From the listing below, extract every line in which the word "Functions" appears.
[Start]
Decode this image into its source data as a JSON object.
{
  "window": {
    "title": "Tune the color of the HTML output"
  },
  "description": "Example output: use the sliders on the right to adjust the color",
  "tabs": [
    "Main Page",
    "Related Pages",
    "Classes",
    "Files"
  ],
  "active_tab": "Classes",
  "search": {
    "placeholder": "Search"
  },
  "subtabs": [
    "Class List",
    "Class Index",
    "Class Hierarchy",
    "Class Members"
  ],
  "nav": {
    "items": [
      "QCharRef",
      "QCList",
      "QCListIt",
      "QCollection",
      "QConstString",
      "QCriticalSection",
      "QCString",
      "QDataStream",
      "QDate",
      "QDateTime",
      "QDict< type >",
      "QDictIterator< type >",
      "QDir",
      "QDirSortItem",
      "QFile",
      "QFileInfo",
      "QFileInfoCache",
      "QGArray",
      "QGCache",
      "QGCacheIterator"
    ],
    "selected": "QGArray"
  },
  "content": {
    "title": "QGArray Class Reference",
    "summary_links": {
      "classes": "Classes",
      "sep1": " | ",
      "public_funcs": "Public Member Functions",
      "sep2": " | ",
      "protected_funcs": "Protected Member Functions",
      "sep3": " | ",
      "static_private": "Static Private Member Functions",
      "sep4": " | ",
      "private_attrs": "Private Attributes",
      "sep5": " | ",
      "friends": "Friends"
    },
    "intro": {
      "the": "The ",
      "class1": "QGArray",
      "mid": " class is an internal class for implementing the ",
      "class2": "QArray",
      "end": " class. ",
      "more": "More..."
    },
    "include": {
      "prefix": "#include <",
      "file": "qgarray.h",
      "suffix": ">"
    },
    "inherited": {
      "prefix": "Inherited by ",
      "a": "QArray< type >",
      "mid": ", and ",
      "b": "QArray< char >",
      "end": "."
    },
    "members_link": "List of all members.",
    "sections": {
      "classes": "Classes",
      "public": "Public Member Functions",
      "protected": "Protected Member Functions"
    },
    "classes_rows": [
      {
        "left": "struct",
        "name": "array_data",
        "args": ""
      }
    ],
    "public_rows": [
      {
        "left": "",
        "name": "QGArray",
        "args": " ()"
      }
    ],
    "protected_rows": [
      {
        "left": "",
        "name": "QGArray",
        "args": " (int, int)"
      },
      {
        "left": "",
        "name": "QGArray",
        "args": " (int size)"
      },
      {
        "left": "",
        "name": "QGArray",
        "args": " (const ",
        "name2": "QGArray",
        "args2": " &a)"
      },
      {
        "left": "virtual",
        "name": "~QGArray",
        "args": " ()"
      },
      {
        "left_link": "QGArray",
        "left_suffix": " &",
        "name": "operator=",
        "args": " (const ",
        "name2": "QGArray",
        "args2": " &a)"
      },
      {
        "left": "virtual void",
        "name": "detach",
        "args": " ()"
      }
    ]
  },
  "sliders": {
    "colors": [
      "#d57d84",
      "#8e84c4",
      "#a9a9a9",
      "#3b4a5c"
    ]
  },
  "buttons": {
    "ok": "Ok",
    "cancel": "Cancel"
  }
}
[End]
● TASK ANSWER
      "public_funcs": "Public Member Functions",
      "protected_funcs": "Protected Member Functions",
      "static_private": "Static Private Member Functions",
      "public": "Public Member Functions",
      "protected": "Protected Member Functions"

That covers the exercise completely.